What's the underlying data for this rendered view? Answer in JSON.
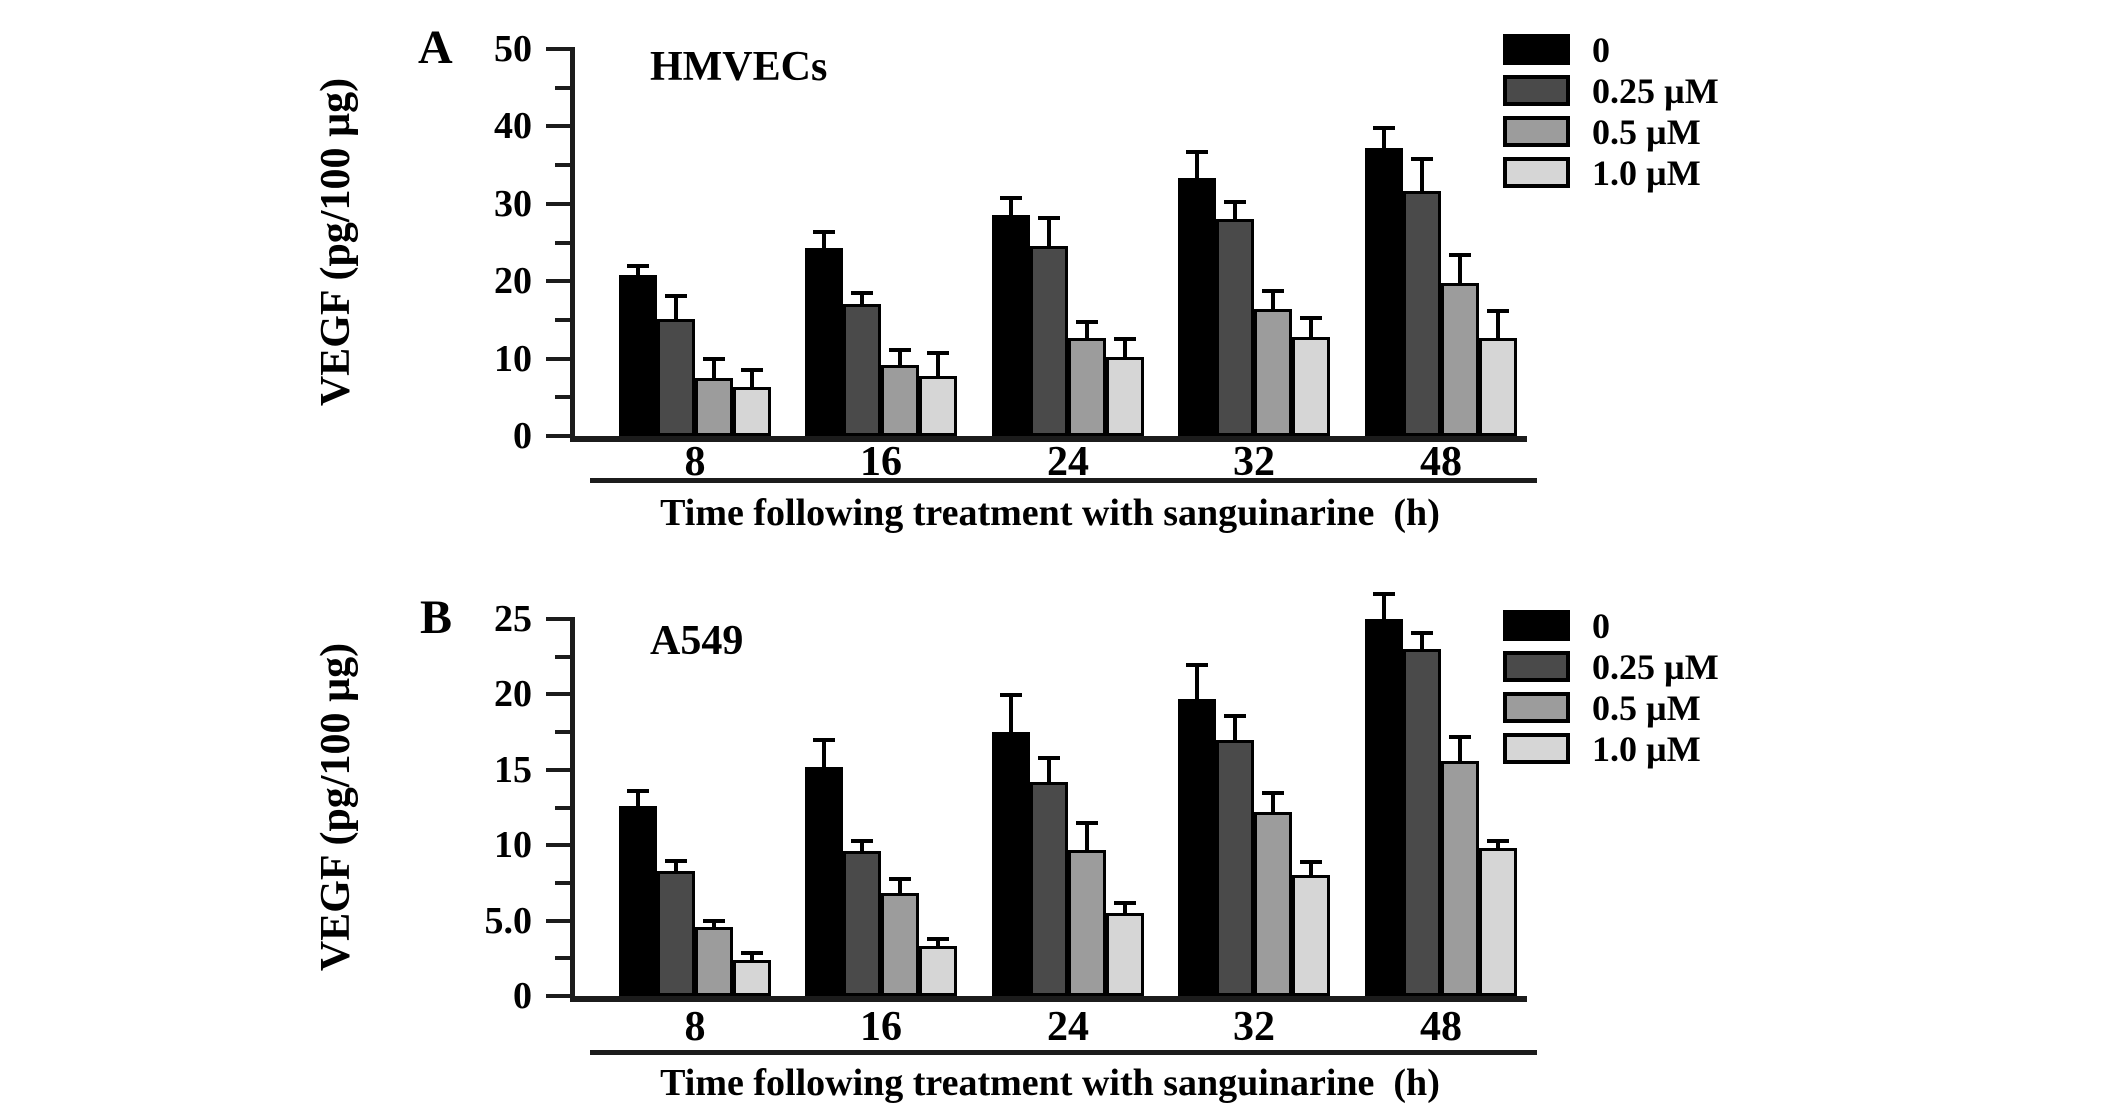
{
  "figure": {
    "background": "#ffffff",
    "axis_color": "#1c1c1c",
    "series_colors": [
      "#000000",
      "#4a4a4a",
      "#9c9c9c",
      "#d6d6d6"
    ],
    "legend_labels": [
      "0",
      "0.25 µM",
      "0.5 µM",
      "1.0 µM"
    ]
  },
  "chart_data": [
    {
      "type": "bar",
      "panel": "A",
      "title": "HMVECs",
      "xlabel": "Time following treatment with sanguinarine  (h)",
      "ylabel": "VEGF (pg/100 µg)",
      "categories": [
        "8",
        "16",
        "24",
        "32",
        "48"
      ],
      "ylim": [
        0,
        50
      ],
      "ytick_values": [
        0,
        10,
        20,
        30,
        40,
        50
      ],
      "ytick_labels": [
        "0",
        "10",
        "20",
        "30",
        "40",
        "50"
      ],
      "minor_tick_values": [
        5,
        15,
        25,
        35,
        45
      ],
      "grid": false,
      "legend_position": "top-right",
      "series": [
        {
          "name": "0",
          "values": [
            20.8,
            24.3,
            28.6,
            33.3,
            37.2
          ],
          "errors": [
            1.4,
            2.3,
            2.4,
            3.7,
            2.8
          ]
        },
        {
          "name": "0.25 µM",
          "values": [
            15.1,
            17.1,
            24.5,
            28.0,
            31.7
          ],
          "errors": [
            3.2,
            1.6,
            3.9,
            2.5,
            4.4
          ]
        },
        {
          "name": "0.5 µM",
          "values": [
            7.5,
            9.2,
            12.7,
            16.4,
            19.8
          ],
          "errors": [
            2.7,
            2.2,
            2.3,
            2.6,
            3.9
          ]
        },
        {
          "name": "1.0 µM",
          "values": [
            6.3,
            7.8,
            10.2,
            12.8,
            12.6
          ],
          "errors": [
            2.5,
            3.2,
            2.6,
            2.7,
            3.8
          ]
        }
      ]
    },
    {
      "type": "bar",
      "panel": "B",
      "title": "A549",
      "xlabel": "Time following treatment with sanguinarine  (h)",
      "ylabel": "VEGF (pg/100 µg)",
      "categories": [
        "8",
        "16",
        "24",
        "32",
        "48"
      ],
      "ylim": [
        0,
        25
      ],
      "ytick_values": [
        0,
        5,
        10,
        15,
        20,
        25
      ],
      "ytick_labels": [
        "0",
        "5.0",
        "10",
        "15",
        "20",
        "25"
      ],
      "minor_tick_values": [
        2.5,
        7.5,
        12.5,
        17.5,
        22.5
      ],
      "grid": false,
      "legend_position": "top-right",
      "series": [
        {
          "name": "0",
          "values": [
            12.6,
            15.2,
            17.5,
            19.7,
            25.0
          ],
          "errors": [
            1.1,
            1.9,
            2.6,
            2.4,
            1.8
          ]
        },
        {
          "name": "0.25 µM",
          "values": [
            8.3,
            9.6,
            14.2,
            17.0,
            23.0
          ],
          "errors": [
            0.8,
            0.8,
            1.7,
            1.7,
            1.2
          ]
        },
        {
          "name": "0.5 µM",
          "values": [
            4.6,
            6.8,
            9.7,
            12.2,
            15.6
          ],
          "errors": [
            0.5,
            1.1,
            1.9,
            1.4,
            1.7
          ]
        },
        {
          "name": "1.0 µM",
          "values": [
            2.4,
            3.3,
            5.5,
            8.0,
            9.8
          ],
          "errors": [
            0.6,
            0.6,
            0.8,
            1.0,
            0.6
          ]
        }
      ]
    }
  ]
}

= = =

Instruction → Make an exact copy of the whole listing, but don't bring over any pictures.

Solution for this exercise →
What's the underlying data for this rendered view? Answer in JSON.
{
  "figure": {
    "background": "#ffffff",
    "axis_color": "#1c1c1c",
    "series_colors": [
      "#000000",
      "#4a4a4a",
      "#9c9c9c",
      "#d6d6d6"
    ],
    "legend_labels": [
      "0",
      "0.25 µM",
      "0.5 µM",
      "1.0 µM"
    ]
  },
  "chart_data": [
    {
      "type": "bar",
      "panel": "A",
      "title": "HMVECs",
      "xlabel": "Time following treatment with sanguinarine  (h)",
      "ylabel": "VEGF (pg/100 µg)",
      "categories": [
        "8",
        "16",
        "24",
        "32",
        "48"
      ],
      "ylim": [
        0,
        50
      ],
      "ytick_values": [
        0,
        10,
        20,
        30,
        40,
        50
      ],
      "ytick_labels": [
        "0",
        "10",
        "20",
        "30",
        "40",
        "50"
      ],
      "minor_tick_values": [
        5,
        15,
        25,
        35,
        45
      ],
      "grid": false,
      "legend_position": "top-right",
      "series": [
        {
          "name": "0",
          "values": [
            20.8,
            24.3,
            28.6,
            33.3,
            37.2
          ],
          "errors": [
            1.4,
            2.3,
            2.4,
            3.7,
            2.8
          ]
        },
        {
          "name": "0.25 µM",
          "values": [
            15.1,
            17.1,
            24.5,
            28.0,
            31.7
          ],
          "errors": [
            3.2,
            1.6,
            3.9,
            2.5,
            4.4
          ]
        },
        {
          "name": "0.5 µM",
          "values": [
            7.5,
            9.2,
            12.7,
            16.4,
            19.8
          ],
          "errors": [
            2.7,
            2.2,
            2.3,
            2.6,
            3.9
          ]
        },
        {
          "name": "1.0 µM",
          "values": [
            6.3,
            7.8,
            10.2,
            12.8,
            12.6
          ],
          "errors": [
            2.5,
            3.2,
            2.6,
            2.7,
            3.8
          ]
        }
      ]
    },
    {
      "type": "bar",
      "panel": "B",
      "title": "A549",
      "xlabel": "Time following treatment with sanguinarine  (h)",
      "ylabel": "VEGF (pg/100 µg)",
      "categories": [
        "8",
        "16",
        "24",
        "32",
        "48"
      ],
      "ylim": [
        0,
        25
      ],
      "ytick_values": [
        0,
        5,
        10,
        15,
        20,
        25
      ],
      "ytick_labels": [
        "0",
        "5.0",
        "10",
        "15",
        "20",
        "25"
      ],
      "minor_tick_values": [
        2.5,
        7.5,
        12.5,
        17.5,
        22.5
      ],
      "grid": false,
      "legend_position": "top-right",
      "series": [
        {
          "name": "0",
          "values": [
            12.6,
            15.2,
            17.5,
            19.7,
            25.0
          ],
          "errors": [
            1.1,
            1.9,
            2.6,
            2.4,
            1.8
          ]
        },
        {
          "name": "0.25 µM",
          "values": [
            8.3,
            9.6,
            14.2,
            17.0,
            23.0
          ],
          "errors": [
            0.8,
            0.8,
            1.7,
            1.7,
            1.2
          ]
        },
        {
          "name": "0.5 µM",
          "values": [
            4.6,
            6.8,
            9.7,
            12.2,
            15.6
          ],
          "errors": [
            0.5,
            1.1,
            1.9,
            1.4,
            1.7
          ]
        },
        {
          "name": "1.0 µM",
          "values": [
            2.4,
            3.3,
            5.5,
            8.0,
            9.8
          ],
          "errors": [
            0.6,
            0.6,
            0.8,
            1.0,
            0.6
          ]
        }
      ]
    }
  ]
}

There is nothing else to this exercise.